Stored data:
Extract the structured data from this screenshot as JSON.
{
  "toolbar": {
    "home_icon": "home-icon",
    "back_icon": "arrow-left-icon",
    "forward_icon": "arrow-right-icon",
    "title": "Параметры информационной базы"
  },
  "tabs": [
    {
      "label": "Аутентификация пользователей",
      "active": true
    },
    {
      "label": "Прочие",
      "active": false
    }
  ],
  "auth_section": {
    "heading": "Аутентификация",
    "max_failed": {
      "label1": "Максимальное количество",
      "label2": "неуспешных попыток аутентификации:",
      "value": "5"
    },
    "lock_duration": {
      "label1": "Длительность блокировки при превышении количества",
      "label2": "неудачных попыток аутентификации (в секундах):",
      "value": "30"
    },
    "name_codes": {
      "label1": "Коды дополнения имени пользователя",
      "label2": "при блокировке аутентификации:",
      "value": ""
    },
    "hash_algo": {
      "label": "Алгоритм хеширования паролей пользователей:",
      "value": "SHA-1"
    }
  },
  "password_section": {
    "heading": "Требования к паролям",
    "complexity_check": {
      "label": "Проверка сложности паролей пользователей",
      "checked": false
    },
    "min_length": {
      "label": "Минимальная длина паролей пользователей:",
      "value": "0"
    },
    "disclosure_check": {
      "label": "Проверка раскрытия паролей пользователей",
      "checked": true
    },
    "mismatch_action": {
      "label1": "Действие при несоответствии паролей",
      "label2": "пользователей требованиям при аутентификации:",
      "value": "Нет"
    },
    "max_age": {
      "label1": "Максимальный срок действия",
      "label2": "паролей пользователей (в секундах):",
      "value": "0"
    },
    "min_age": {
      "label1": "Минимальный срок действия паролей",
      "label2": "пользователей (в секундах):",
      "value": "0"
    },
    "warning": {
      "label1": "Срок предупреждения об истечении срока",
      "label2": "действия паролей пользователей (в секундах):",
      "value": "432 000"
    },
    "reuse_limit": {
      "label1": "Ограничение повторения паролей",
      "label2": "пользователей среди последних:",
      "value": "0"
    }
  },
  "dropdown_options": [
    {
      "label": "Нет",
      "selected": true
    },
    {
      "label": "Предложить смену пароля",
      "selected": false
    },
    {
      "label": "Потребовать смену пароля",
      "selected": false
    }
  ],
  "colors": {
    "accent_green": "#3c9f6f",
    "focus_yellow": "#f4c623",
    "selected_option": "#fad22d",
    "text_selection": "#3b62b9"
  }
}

WHAT YOU NEED TO DO: Return the whole listing exactly, with every line included.

RIGHT ANSWER:
Extract the structured data from this screenshot as JSON.
{
  "toolbar": {
    "home_icon": "home-icon",
    "back_icon": "arrow-left-icon",
    "forward_icon": "arrow-right-icon",
    "title": "Параметры информационной базы"
  },
  "tabs": [
    {
      "label": "Аутентификация пользователей",
      "active": true
    },
    {
      "label": "Прочие",
      "active": false
    }
  ],
  "auth_section": {
    "heading": "Аутентификация",
    "max_failed": {
      "label1": "Максимальное количество",
      "label2": "неуспешных попыток аутентификации:",
      "value": "5"
    },
    "lock_duration": {
      "label1": "Длительность блокировки при превышении количества",
      "label2": "неудачных попыток аутентификации (в секундах):",
      "value": "30"
    },
    "name_codes": {
      "label1": "Коды дополнения имени пользователя",
      "label2": "при блокировке аутентификации:",
      "value": ""
    },
    "hash_algo": {
      "label": "Алгоритм хеширования паролей пользователей:",
      "value": "SHA-1"
    }
  },
  "password_section": {
    "heading": "Требования к паролям",
    "complexity_check": {
      "label": "Проверка сложности паролей пользователей",
      "checked": false
    },
    "min_length": {
      "label": "Минимальная длина паролей пользователей:",
      "value": "0"
    },
    "disclosure_check": {
      "label": "Проверка раскрытия паролей пользователей",
      "checked": true
    },
    "mismatch_action": {
      "label1": "Действие при несоответствии паролей",
      "label2": "пользователей требованиям при аутентификации:",
      "value": "Нет"
    },
    "max_age": {
      "label1": "Максимальный срок действия",
      "label2": "паролей пользователей (в секундах):",
      "value": "0"
    },
    "min_age": {
      "label1": "Минимальный срок действия паролей",
      "label2": "пользователей (в секундах):",
      "value": "0"
    },
    "warning": {
      "label1": "Срок предупреждения об истечении срока",
      "label2": "действия паролей пользователей (в секундах):",
      "value": "432 000"
    },
    "reuse_limit": {
      "label1": "Ограничение повторения паролей",
      "label2": "пользователей среди последних:",
      "value": "0"
    }
  },
  "dropdown_options": [
    {
      "label": "Нет",
      "selected": true
    },
    {
      "label": "Предложить смену пароля",
      "selected": false
    },
    {
      "label": "Потребовать смену пароля",
      "selected": false
    }
  ],
  "colors": {
    "accent_green": "#3c9f6f",
    "focus_yellow": "#f4c623",
    "selected_option": "#fad22d",
    "text_selection": "#3b62b9"
  }
}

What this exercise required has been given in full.